- **Task instructions**
(a) Answer these from the post on pragmatism and truth:
(i) Whose take on James does the writer call "true enough to the letter but not at all to the spirit"?
(ii) According to James, what is the pragmatic method primarily a method of?
(iii) What did "one or two of the hotter disputants" call James's speech?
(b) Continue the post on pragmatism and truth with the next part after its last sentence.

No, not thousands, not today. It only feels that way. I’m not sure why the docket is suddenly so full, unless it’s because we’re getting near the end.
It’s Peirce and James (and Vandy’s Robert Talisse on the pragmatists and truth), Nietzsche (and Aaron Ridley on Nietzsche on art & truth), and Sigmund Freud, and more philosophers/historians/linguists etc. from Carlin Romano.
I’m not especially pleased with Nigel Warburton’s take on James, true enough to the letter but not at all to the spirit of his pragmatic conception of truth. More on that later. At least he gets the squirrel right.
Here’s what James actually said, about the squirrel and about pragmatism’s conception of truth:
…Mindful of the scholastic adage that whenever you meet a contradiction you must make a distinction, I immediately sought and found one, as follows: “Which party is right,” I said, “depends on what you PRACTICALLY MEAN by ‘going round’ the squirrel. If you mean passing from the north of him to the east, then to the south, then to the west, and then to the north of him again, obviously the man does go round him, for he occupies these successive positions. But if on the contrary you mean being first in front of him, then on the right of him, then behind him, then on his left, and finally in front again, it is quite as obvious that the man fails to go round him, for by the compensating movements the squirrel makes, he keeps his belly turned towards the man all the time, and his back turned away. Make the distinction, and there is no occasion for any farther dispute. You are both right and both wrong according as you conceive the verb ‘to go round’ in one practical fashion or the other.”
Altho one or two of the hotter disputants called my speech a shuffling evasion, saying they wanted no quibbling or scholastic hair-splitting, but meant just plain honest English ’round,’ the majority seemed to think that the distinction had assuaged the dispute.
I tell this trivial anecdote because it is a peculiarly simple example of what I wish now to speak of as THE PRAGMATIC METHOD. The pragmatic method is primarily a method of settling metaphysical disputes that otherwise might be interminable. Is the world one or many?—fated or free?—material or spiritual?—here are notions either of which may or may not hold good of the world; and disputes over such notions are unending. The pragmatic method in such cases is to try to interpret each notion by tracing its respective practical consequences. What difference would it practically make to anyone if this notion rather than that notion were true? If no practical difference whatever can be traced, then the alternatives mean practically the same thing, and all dispute is idle. Whenever a dispute is serious, we ought to be able to show some practical difference that must follow from one side or the other’s being right… Pragmatism, Lecture II
Truth, as any dictionary will tell you, is a property of certain of our ideas. It means their ‘agreement,’ as falsity means their disagreement, with ‘reality.’ Pragmatists and intellectualists both accept this definition as a matter of course. They begin to quarrel only after the question is raised as to what may precisely be meant by the term ‘agreement,’ and what by the term ‘reality,’ when reality is taken as something for our ideas to agree with…
Pragmatism asks its usual question. “Grant an idea or belief to be true,” it says, “what concrete difference will its being true make in anyone’s actual life? How will the truth be realized? What experiences will be different from those which would obtain if the belief were false? What, in short, is the truth’s cash-value in experiential terms?”

- **Material provided**
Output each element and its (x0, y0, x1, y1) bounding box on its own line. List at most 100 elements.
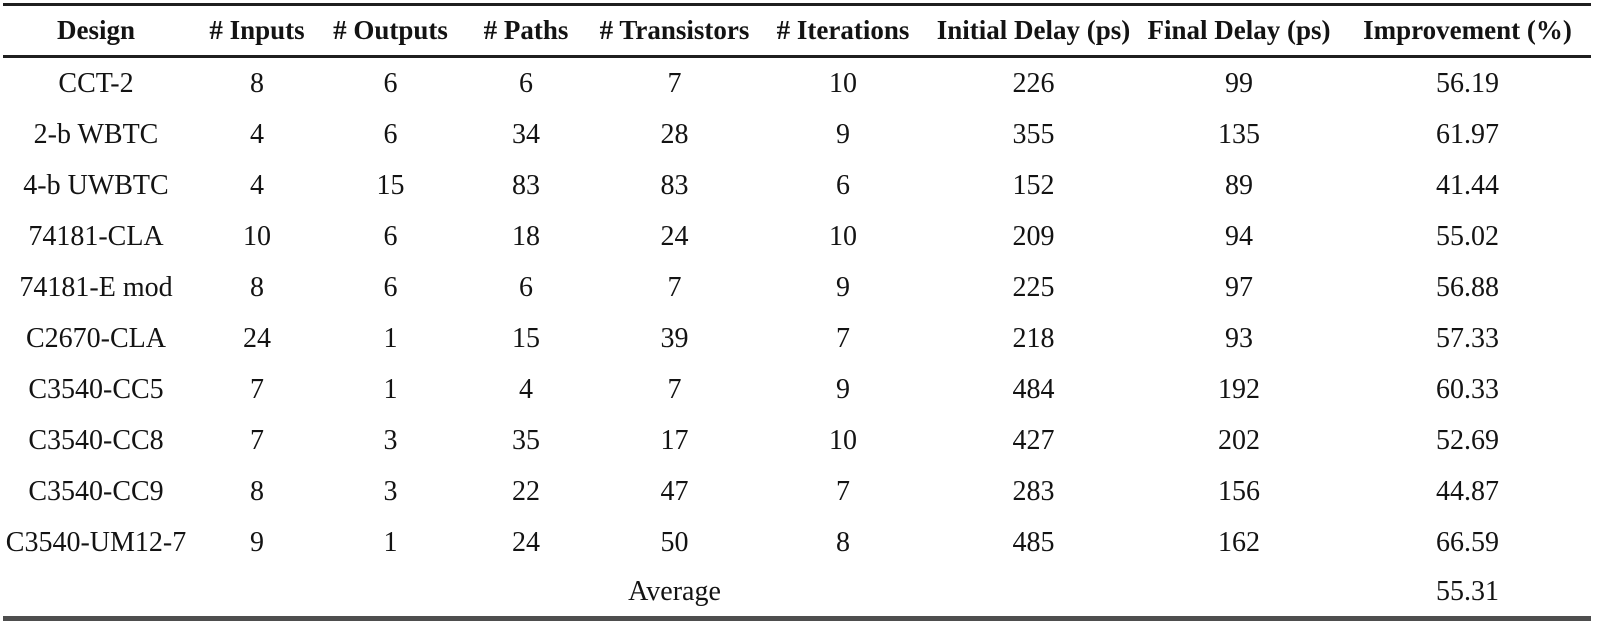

- **Responses to the exercise**
(a)
(i) Nigel Warburton's.
(ii) Settling metaphysical disputes that otherwise might be interminable.
(iii) A shuffling evasion.

(b)
The moment pragmatism asks this question, it sees the answer: TRUE IDEAS ARE THOSE THAT WE CAN ASSIMILATE, VALIDATE, CORROBORATE AND VERIFY. FALSE IDEAS ARE THOSE THAT WE CANNOT. That is the practical difference it makes to us to have true ideas; that, therefore, is the meaning of truth, for it is all that truth is known-as…
…truth is ONE SPECIES OF GOOD, and not, as is usually supposed, a category distinct from good, and co-ordinate with it. THE TRUE IS THE NAME OF WHATEVER PROVES ITSELF TO BE GOOD IN THE WAY OF BELIEF, AND GOOD, TOO, FOR DEFINITE, ASSIGNABLE REASONS…
Certain ideas are not only agreeable to think about, or agreeable as supporting other ideas that we are fond of, but they are also helpful in life’s practical struggles. If there be any life that it is really better we should lead, and if there be any idea which, if believed in, would help us to lead that life, then it would be really BETTER FOR US to believe in that idea, UNLESS, INDEED, BELIEF IN IT INCIDENTALLY CLASHED WITH OTHER GREATER VITAL BENEFITS.
‘What would be better for us to believe’! This sounds very like a definition of truth. It comes very near to saying ‘what we OUGHT to believe’: and in THAT definition none of you would find any oddity. Ought we ever not to believe what it is BETTER FOR US to believe? And can we then keep the notion of what is better for us, and what is true for us, permanently apart?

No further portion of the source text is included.